▸ **DATA FOR THE TASK**:
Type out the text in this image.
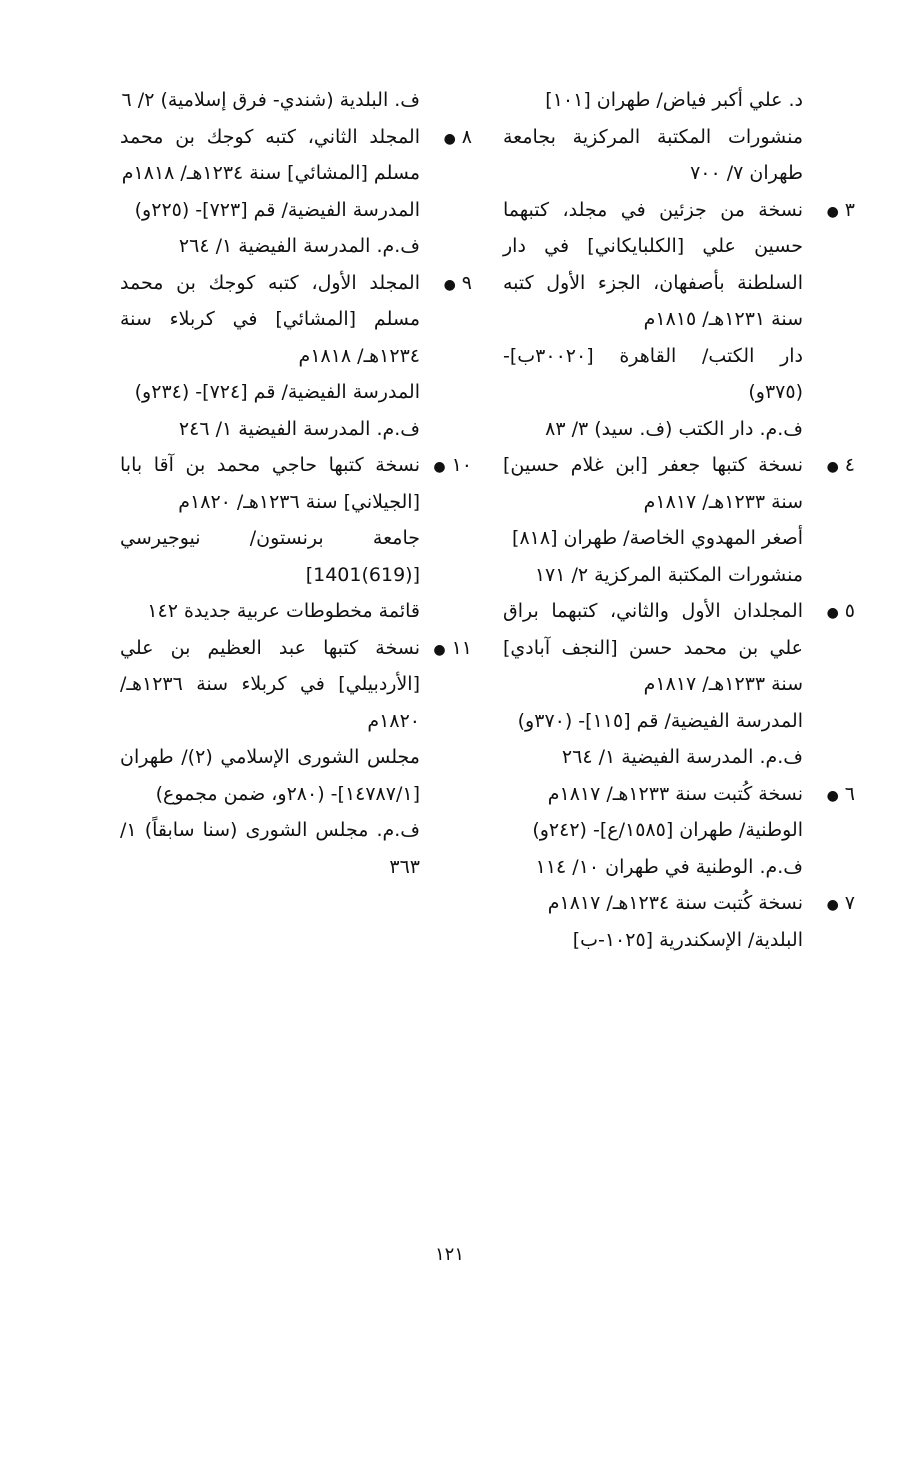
د. علي أكبر فياض/ طهران [١٠١]

منشورات المكتبة المركزية بجامعة طهران ٧/ ٧٠٠

٣●
نسخة من جزئين في مجلد، كتبهما حسين علي [الكلبايكاني] في دار السلطنة بأصفهان، الجزء الأول كتبه سنة ١٢٣١هـ/ ١٨١٥م

دار الكتب/ القاهرة [٣٠٠٢٠ب]- (٣٧٥و)

ف.م. دار الكتب (ف. سيد) ٣/ ٨٣

٤●
نسخة كتبها جعفر [ابن غلام حسين] سنة ١٢٣٣هـ/ ١٨١٧م

أصغر المهدوي الخاصة/ طهران [٨١٨]

منشورات المكتبة المركزية ٢/ ١٧١

٥●
المجلدان الأول والثاني، كتبهما براق علي بن محمد حسن [النجف آبادي] سنة ١٢٣٣هـ/ ١٨١٧م

المدرسة الفيضية/ قم [١١٥]- (٣٧٠و)

ف.م. المدرسة الفيضية ١/ ٢٦٤

٦●
نسخة كُتبت سنة ١٢٣٣هـ/ ١٨١٧م

الوطنية/ طهران [١٥٨٥/ع]- (٢٤٢و)

ف.م. الوطنية في طهران ١٠/ ١١٤

٧●
نسخة كُتبت سنة ١٢٣٤هـ/ ١٨١٧م

البلدية/ الإسكندرية [١٠٢٥-ب]

ف. البلدية (شندي- فرق إسلامية) ٢/ ٦

٨●
المجلد الثاني، كتبه كوجك بن محمد مسلم [المشائي] سنة ١٢٣٤هـ/ ١٨١٨م

المدرسة الفيضية/ قم [٧٢٣]- (٢٢٥و)

ف.م. المدرسة الفيضية ١/ ٢٦٤

٩●
المجلد الأول، كتبه كوجك بن محمد مسلم [المشائي] في كربلاء سنة ١٢٣٤هـ/ ١٨١٨م

المدرسة الفيضية/ قم [٧٢٤]- (٢٣٤و)

ف.م. المدرسة الفيضية ١/ ٢٤٦

١٠●
نسخة كتبها حاجي محمد بن آقا بابا [الجيلاني] سنة ١٢٣٦هـ/ ١٨٢٠م

جامعة برنستون/ نيوجيرسي [(619)1401]

قائمة مخطوطات عربية جديدة ١٤٢

١١●
نسخة كتبها عبد العظيم بن علي [الأردبيلي] في كربلاء سنة ١٢٣٦هـ/ ١٨٢٠م

مجلس الشورى الإسلامي (٢)/ طهران [١٤٧٨٧/١]- (٢٨٠و، ضمن مجموع)

ف.م. مجلس الشورى (سنا سابقاً) ١/ ٣٦٣

١٢١
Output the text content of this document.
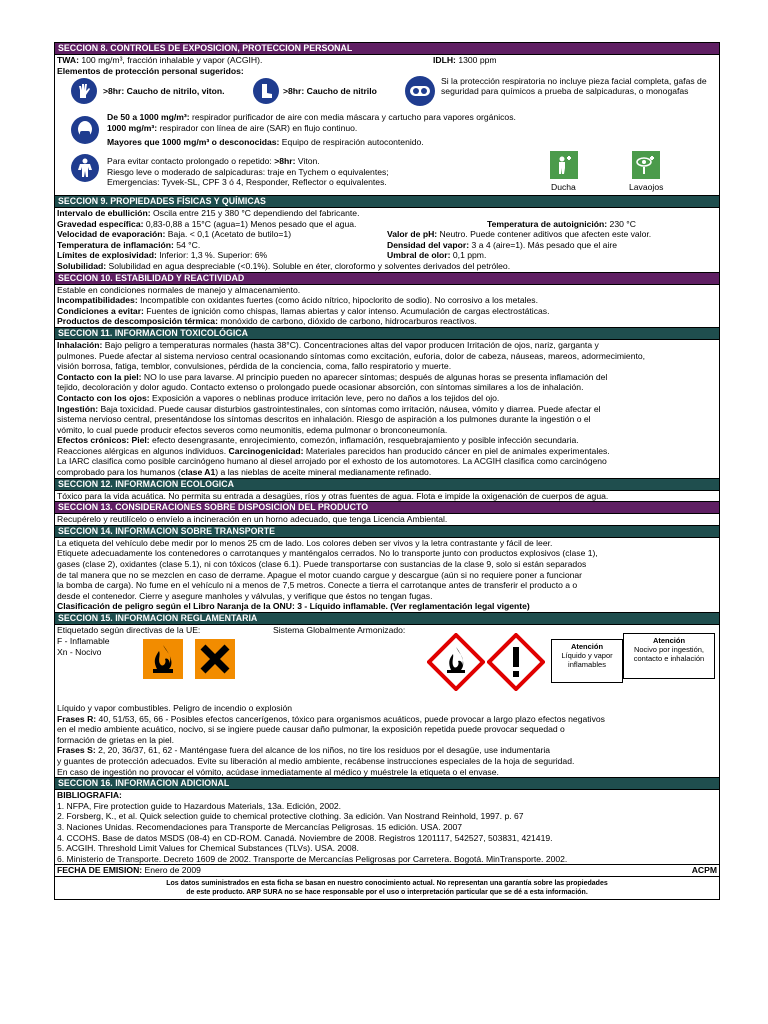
SECCION 8. CONTROLES DE EXPOSICION, PROTECCION PERSONAL
TWA: 100 mg/m³, fracción inhalable y vapor (ACGIH).	IDLH: 1300 ppm
Elementos de protección personal sugeridos:
>8hr: Caucho de nitrilo, viton.	>8hr: Caucho de nitrilo
Si la protección respiratoria no incluye pieza facial completa, gafas de seguridad para químicos a prueba de salpicaduras, o monogafas
De 50 a 1000 mg/m³: respirador purificador de aire con media máscara y cartucho para vapores orgánicos.
1000 mg/m³: respirador con línea de aire (SAR) en flujo continuo.
Mayores que 1000 mg/m³ o desconocidas: Equipo de respiración autocontenido.
Para evitar contacto prolongado o repetido: >8hr: Viton.
Riesgo leve o moderado de salpicaduras: traje en Tychem o equivalentes;
Emergencias: Tyvek-SL, CPF 3 ó 4, Responder, Reflector o equivalentes.	Ducha	Lavaojos
SECCION 9. PROPIEDADES FÍSICAS Y QUÍMICAS
Intervalo de ebullición: Oscila entre 215 y 380 °C dependiendo del fabricante.
Gravedad específica: 0,83-0,88 a 15°C (agua=1) Menos pesado que el agua.	Temperatura de autoignición: 230 °C
Velocidad de evaporación: Baja. < 0,1 (Acetato de butilo=1)	Valor de pH: Neutro. Puede contener aditivos que afecten este valor.
Temperatura de inflamación: 54 °C.	Densidad del vapor: 3 a 4 (aire=1). Más pesado que el aire
Límites de explosividad: Inferior: 1,3 %. Superior: 6%	Umbral de olor: 0,1 ppm.
Solubilidad: Solubilidad en agua despreciable (<0.1%). Soluble en éter, cloroformo y solventes derivados del petróleo.
SECCION 10. ESTABILIDAD Y REACTIVIDAD
Estable en condiciones normales de manejo y almacenamiento.
Incompatibilidades: Incompatible con oxidantes fuertes (como ácido nítrico, hipoclorito de sodio). No corrosivo a los metales.
Condiciones a evitar: Fuentes de ignición como chispas, llamas abiertas y calor intenso. Acumulación de cargas electrostáticas.
Productos de descomposición térmica: monóxido de carbono, dióxido de carbono, hidrocarburos reactivos.
SECCION 11. INFORMACION TOXICOLÓGICA
Inhalación: Bajo peligro a temperaturas normales (hasta 38°C). Concentraciones altas del vapor producen Irritación de ojos, nariz, garganta y
pulmones. Puede afectar al sistema nervioso central ocasionando síntomas como excitación, euforia, dolor de cabeza, náuseas, mareos, adormecimiento,
visión borrosa, fatiga, temblor, convulsiones, pérdida de la conciencia, coma, fallo respiratorio y muerte.
Contacto con la piel: NO lo use para lavarse. Al principio pueden no aparecer síntomas; después de algunas horas se presenta inflamación del
tejido, decoloración y dolor agudo. Contacto extenso o prolongado puede ocasionar absorción, con síntomas similares a los de inhalación.
Contacto con los ojos: Exposición a vapores o neblinas produce irritación leve, pero no daños a los tejidos del ojo.
Ingestión: Baja toxicidad. Puede causar disturbios gastrointestinales, con síntomas como irritación, náusea, vómito y diarrea. Puede afectar el
sistema nervioso central, presentándose los síntomas descritos en inhalación. Riesgo de aspiración a los pulmones durante la ingestión o el
vómito, lo cual puede producir efectos severos como neumonitis, edema pulmonar o bronconeumonía.
Efectos crónicos: Piel: efecto desengrasante, enrojecimiento, comezón, inflamación, resquebrajamiento y posible infección secundaria.
Reacciones alérgicas en algunos individuos. Carcinogenicidad: Materiales parecidos han producido cáncer en piel de animales experimentales.
La IARC clasifica como posible carcinógeno humano al diesel arrojado por el exhosto de los automotores. La ACGIH clasifica como carcinógeno
comprobado para los humanos (clase A1) a las nieblas de aceite mineral medianamente refinado.
SECCION 12. INFORMACION ECOLOGICA
Tóxico para la vida acuática. No permita su entrada a desagües, ríos y otras fuentes de agua. Flota e impide la oxigenación de cuerpos de agua.
SECCION 13. CONSIDERACIONES SOBRE DISPOSICION DEL PRODUCTO
Recupérelo y reutilícelo o envíelo a incineración en un horno adecuado, que tenga Licencia Ambiental.
SECCION 14. INFORMACION SOBRE TRANSPORTE
La etiqueta del vehículo debe medir por lo menos 25 cm de lado. Los colores deben ser vivos y la letra contrastante y fácil de leer.
Etiquete adecuadamente los contenedores o carrotanques y manténgalos cerrados. No lo transporte junto con productos explosivos (clase 1),
gases (clase 2), oxidantes (clase 5.1), ni con tóxicos (clase 6.1). Puede transportarse con sustancias de la clase 9, solo si están separados
de tal manera que no se mezclen en caso de derrame. Apague el motor cuando cargue y descargue (aún si no requiere poner a funcionar
la bomba de carga). No fume en el vehículo ni a menos de 7,5 metros. Conecte a tierra el carrotanque antes de transferir el producto a o
desde el contenedor. Cierre y asegure manholes y válvulas, y verifique que éstos no tengan fugas.
Clasificación de peligro según el Libro Naranja de la ONU: 3 - Líquido inflamable. (Ver reglamentación legal vigente)
SECCION 15. INFORMACION REGLAMENTARIA
Etiquetado según directivas de la UE:	Sistema Globalmente Armonizado:
F - Inflamable
Xn - Nocivo
Atención
Líquido y vapor inflamables
Atención
Nocivo por ingestión, contacto e inhalación
Líquido y vapor combustibles. Peligro de incendio o explosión
Frases R: 40, 51/53, 65, 66 - Posibles efectos cancerígenos, tóxico para organismos acuáticos, puede provocar a largo plazo efectos negativos
en el medio ambiente acuático, nocivo, si se ingiere puede causar daño pulmonar, la exposición repetida puede provocar sequedad o
formación de grietas en la piel.
Frases S: 2, 20, 36/37, 61, 62 - Manténgase fuera del alcance de los niños, no tire los residuos por el desagüe, use indumentaria
y guantes de protección adecuados. Evite su liberación al medio ambiente, recábense instrucciones especiales de la hoja de seguridad.
En caso de ingestión no provocar el vómito, acúdase inmediatamente al médico y muéstrele la etiqueta o el envase.
SECCION 16. INFORMACION ADICIONAL
BIBLIOGRAFIA:
1. NFPA, Fire protection guide to Hazardous Materials, 13a. Edición, 2002.
2. Forsberg, K., et al. Quick selection guide to chemical protective clothing. 3a edición. Van Nostrand Reinhold, 1997. p. 67
3. Naciones Unidas. Recomendaciones para Transporte de Mercancías Peligrosas. 15 edición. USA. 2007
4. CCOHS. Base de datos MSDS (08-4) en CD-ROM. Canadá. Noviembre de 2008. Registros 1201117, 542527, 503831, 421419.
5. ACGIH. Threshold Limit Values for Chemical Substances (TLVs). USA. 2008.
6. Ministerio de Transporte. Decreto 1609 de 2002. Transporte de Mercancías Peligrosas por Carretera. Bogotá. MinTransporte. 2002.
FECHA DE EMISION: Enero de 2009	ACPM
Los datos suministrados en esta ficha se basan en nuestro conocimiento actual. No representan una garantía sobre las propiedades
de este producto. ARP SURA no se hace responsable por el uso o interpretación particular que se dé a esta información.
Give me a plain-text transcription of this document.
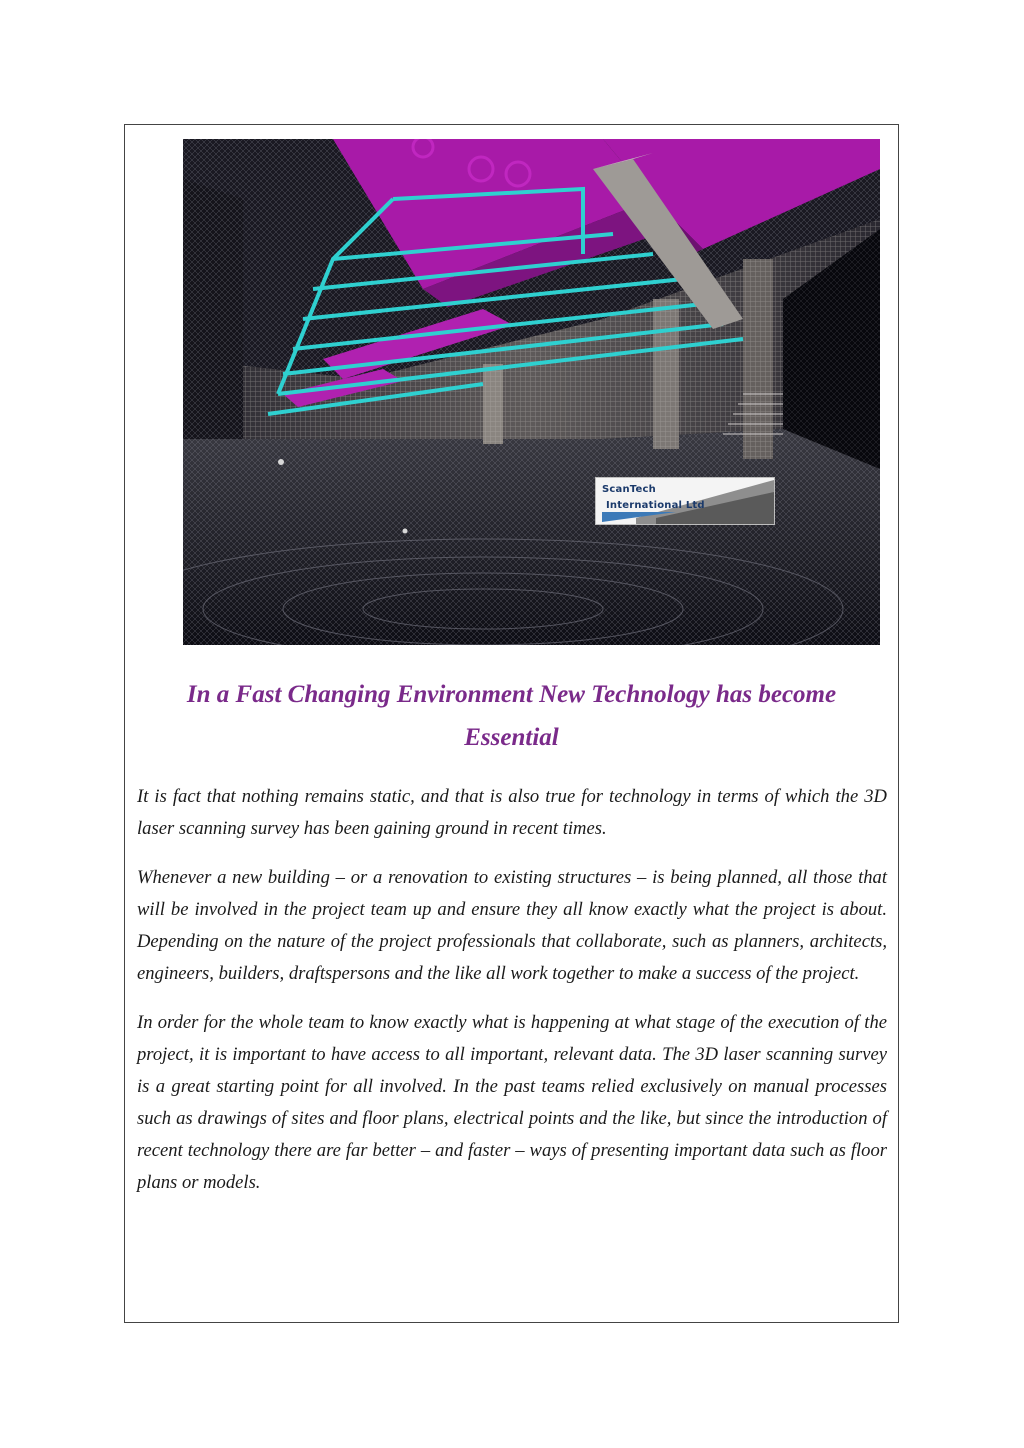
ScanTech
International Ltd
In a Fast Changing Environment New Technology has become Essential

It is fact that nothing remains static, and that is also true for technology in terms of which the 3D laser scanning survey has been gaining ground in recent times.

Whenever a new building – or a renovation to existing structures – is being planned, all those that will be involved in the project team up and ensure they all know exactly what the project is about. Depending on the nature of the project professionals that collaborate, such as planners, architects, engineers, builders, draftspersons and the like all work together to make a success of the project.

In order for the whole team to know exactly what is happening at what stage of the execution of the project, it is important to have access to all important, relevant data. The 3D laser scanning survey is a great starting point for all involved. In the past teams relied exclusively on manual processes such as drawings of sites and floor plans, electrical points and the like, but since the introduction of recent technology there are far better – and faster – ways of presenting important data such as floor plans or models.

▸ **YOUR TASK**: List every line in the records above that contains the word "مجلس".

▸ **COMPLETE ANSWER**:
مجلس الشورى الإسلامي (٢)/ طهران [١٤٧٨٧/١]- (٢٨٠و، ضمن مجموع)
ف.م. مجلس الشورى (سنا سابقاً) ١/ ٣٦٣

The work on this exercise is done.